* Exercise prompt
Find the line that contains "Output the text content of this document.". Repeat that line and all lines following it, exactly, through the end of the listing below.

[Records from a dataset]
----

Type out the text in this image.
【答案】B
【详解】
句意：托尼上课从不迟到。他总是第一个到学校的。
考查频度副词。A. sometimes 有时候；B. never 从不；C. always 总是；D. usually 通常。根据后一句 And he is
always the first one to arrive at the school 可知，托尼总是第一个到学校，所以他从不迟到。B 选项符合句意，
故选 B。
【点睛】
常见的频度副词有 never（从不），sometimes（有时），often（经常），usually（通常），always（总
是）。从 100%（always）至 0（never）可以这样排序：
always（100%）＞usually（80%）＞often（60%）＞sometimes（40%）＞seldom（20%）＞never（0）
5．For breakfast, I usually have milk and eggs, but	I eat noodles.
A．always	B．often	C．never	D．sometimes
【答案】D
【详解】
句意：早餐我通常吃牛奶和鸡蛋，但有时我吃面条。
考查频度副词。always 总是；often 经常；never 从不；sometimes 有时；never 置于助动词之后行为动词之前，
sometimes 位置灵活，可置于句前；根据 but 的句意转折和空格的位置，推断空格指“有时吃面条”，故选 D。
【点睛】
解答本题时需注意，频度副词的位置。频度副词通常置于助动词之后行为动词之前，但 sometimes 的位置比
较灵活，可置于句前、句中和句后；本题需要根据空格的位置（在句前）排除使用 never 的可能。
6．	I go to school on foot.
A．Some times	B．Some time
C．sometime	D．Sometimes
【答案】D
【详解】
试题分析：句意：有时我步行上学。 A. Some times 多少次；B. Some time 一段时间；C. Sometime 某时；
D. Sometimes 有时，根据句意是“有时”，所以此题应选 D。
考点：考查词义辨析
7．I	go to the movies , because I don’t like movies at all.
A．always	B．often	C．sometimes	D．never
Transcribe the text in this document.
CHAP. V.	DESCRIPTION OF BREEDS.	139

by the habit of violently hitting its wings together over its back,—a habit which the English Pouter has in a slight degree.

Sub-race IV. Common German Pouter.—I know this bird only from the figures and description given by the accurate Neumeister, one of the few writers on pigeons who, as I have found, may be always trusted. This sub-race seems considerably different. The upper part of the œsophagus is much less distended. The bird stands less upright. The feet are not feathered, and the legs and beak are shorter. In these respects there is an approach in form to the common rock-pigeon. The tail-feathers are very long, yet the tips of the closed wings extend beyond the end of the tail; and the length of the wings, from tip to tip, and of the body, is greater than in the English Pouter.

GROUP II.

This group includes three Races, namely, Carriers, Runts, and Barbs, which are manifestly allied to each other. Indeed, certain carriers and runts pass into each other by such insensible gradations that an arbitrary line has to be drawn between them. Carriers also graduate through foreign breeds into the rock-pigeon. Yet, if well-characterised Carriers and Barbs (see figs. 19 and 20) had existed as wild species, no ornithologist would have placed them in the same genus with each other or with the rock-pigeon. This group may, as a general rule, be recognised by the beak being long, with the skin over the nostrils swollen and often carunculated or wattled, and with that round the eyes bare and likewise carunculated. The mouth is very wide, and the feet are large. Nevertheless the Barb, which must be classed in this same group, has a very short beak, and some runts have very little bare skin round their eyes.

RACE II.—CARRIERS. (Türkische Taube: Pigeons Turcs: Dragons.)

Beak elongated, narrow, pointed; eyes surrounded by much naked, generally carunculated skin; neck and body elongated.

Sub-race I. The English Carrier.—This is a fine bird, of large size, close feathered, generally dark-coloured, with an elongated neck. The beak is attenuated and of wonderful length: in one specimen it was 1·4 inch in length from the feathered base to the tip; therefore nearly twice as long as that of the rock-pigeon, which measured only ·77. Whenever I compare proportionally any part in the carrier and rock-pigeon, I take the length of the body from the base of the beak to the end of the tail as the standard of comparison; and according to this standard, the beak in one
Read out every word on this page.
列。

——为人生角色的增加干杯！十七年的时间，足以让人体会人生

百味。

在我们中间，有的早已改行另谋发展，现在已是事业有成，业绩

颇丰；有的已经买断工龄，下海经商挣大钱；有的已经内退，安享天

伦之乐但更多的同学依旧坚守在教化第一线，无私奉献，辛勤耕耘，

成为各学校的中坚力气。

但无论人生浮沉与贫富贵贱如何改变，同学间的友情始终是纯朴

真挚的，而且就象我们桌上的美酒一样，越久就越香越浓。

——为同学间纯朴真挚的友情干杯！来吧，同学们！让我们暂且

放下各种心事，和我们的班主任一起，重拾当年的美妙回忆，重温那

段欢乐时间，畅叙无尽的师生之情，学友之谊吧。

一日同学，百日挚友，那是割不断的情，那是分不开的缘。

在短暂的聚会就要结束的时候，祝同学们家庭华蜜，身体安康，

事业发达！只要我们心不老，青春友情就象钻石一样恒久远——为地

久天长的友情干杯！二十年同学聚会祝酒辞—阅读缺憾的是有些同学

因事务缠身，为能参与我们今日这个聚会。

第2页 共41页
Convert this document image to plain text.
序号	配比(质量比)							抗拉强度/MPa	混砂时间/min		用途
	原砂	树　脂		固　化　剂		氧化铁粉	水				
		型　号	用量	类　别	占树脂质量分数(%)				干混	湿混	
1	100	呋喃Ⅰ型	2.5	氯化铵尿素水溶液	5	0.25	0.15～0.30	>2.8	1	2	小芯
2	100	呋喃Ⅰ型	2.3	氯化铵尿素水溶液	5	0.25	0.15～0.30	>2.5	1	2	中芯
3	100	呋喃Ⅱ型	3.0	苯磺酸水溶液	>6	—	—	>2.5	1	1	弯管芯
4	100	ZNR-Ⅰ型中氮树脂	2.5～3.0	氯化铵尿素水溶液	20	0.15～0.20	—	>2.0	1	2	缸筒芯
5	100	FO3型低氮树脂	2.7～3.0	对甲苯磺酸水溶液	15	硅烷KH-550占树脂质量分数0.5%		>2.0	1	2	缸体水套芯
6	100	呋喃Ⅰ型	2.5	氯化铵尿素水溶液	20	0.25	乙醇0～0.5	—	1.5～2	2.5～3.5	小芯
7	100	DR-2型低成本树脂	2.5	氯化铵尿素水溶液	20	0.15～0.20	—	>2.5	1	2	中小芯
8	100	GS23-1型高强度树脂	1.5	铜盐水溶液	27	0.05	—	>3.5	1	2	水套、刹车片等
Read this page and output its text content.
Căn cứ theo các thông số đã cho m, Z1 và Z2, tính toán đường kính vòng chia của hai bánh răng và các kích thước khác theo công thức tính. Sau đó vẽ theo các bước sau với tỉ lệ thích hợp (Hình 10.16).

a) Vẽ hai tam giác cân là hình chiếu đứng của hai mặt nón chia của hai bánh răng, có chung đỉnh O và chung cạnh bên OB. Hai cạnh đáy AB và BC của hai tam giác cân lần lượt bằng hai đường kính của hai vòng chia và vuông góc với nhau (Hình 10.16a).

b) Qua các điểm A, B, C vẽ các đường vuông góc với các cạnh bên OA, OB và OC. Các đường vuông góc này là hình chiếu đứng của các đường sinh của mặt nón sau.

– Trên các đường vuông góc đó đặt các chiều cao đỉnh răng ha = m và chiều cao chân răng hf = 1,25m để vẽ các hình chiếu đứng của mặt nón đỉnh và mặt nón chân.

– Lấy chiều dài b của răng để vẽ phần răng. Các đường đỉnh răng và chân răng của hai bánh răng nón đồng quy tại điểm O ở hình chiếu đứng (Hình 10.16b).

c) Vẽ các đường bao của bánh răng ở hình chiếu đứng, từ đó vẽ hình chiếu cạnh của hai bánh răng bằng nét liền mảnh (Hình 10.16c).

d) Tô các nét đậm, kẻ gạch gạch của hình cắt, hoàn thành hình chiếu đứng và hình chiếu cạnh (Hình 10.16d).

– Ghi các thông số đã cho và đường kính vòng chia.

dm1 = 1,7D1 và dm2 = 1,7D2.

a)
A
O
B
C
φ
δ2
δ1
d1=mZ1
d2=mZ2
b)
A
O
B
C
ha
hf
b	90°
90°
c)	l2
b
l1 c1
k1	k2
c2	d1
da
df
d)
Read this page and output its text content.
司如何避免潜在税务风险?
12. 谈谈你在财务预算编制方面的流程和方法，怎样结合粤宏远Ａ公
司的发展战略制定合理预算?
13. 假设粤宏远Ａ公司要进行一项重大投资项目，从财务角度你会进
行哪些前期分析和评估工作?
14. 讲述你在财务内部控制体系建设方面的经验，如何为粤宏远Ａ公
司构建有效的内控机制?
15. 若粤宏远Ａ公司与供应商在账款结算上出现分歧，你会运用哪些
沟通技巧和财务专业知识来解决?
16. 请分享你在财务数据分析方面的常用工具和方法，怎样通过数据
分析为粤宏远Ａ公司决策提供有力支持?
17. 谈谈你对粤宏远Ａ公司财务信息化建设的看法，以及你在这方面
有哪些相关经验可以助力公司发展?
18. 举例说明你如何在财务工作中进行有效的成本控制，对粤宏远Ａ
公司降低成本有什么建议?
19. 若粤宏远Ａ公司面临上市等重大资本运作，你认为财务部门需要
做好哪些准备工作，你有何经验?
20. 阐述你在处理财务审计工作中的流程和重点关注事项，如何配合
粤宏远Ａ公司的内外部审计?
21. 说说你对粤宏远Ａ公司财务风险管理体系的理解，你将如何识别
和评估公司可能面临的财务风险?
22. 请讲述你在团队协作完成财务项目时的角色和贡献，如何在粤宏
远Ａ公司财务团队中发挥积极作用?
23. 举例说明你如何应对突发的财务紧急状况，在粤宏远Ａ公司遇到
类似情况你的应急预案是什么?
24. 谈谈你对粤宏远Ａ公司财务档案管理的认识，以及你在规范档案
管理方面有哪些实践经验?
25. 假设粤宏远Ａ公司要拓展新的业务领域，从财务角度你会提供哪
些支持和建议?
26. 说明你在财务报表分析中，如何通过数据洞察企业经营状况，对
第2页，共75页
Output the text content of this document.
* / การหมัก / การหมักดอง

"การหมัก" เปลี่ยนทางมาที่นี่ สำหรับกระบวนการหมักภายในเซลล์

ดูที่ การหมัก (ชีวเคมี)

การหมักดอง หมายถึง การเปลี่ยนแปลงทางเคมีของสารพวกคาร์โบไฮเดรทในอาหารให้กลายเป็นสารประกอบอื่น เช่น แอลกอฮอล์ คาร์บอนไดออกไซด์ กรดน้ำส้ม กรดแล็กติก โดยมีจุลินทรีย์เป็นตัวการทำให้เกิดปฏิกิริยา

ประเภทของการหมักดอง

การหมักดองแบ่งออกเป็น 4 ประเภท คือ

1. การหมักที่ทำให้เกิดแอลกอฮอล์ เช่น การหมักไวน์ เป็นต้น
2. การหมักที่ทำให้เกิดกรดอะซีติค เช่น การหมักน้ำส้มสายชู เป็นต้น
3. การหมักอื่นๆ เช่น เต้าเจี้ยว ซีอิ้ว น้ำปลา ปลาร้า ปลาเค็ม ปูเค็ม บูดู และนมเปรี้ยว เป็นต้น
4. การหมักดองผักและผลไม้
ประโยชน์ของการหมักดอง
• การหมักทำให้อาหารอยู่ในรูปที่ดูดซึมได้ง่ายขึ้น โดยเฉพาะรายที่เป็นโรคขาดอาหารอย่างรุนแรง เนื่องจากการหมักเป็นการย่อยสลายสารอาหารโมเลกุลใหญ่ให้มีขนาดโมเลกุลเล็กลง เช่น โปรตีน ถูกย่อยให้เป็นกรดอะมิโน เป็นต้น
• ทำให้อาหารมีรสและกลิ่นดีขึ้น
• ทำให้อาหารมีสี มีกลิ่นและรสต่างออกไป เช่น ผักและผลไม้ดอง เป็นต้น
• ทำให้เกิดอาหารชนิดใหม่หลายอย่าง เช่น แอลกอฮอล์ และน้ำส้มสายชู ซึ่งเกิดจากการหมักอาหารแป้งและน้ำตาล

----

* Correct output
Output the text content of this document.
* / การหมัก / การหมักดอง

"การหมัก" เปลี่ยนทางมาที่นี่ สำหรับกระบวนการหมักภายในเซลล์

ดูที่ การหมัก (ชีวเคมี)

การหมักดอง หมายถึง การเปลี่ยนแปลงทางเคมีของสารพวกคาร์โบไฮเดรทในอาหารให้กลายเป็นสารประกอบอื่น เช่น แอลกอฮอล์ คาร์บอนไดออกไซด์ กรดน้ำส้ม กรดแล็กติก โดยมีจุลินทรีย์เป็นตัวการทำให้เกิดปฏิกิริยา

ประเภทของการหมักดอง

การหมักดองแบ่งออกเป็น 4 ประเภท คือ

1. การหมักที่ทำให้เกิดแอลกอฮอล์ เช่น การหมักไวน์ เป็นต้น
2. การหมักที่ทำให้เกิดกรดอะซีติค เช่น การหมักน้ำส้มสายชู เป็นต้น
3. การหมักอื่นๆ เช่น เต้าเจี้ยว ซีอิ้ว น้ำปลา ปลาร้า ปลาเค็ม ปูเค็ม บูดู และนมเปรี้ยว เป็นต้น
4. การหมักดองผักและผลไม้
ประโยชน์ของการหมักดอง
• การหมักทำให้อาหารอยู่ในรูปที่ดูดซึมได้ง่ายขึ้น โดยเฉพาะรายที่เป็นโรคขาดอาหารอย่างรุนแรง เนื่องจากการหมักเป็นการย่อยสลายสารอาหารโมเลกุลใหญ่ให้มีขนาดโมเลกุลเล็กลง เช่น โปรตีน ถูกย่อยให้เป็นกรดอะมิโน เป็นต้น
• ทำให้อาหารมีรสและกลิ่นดีขึ้น
• ทำให้อาหารมีสี มีกลิ่นและรสต่างออกไป เช่น ผักและผลไม้ดอง เป็นต้น
• ทำให้เกิดอาหารชนิดใหม่หลายอย่าง เช่น แอลกอฮอล์ และน้ำส้มสายชู ซึ่งเกิดจากการหมักอาหารแป้งและน้ำตาล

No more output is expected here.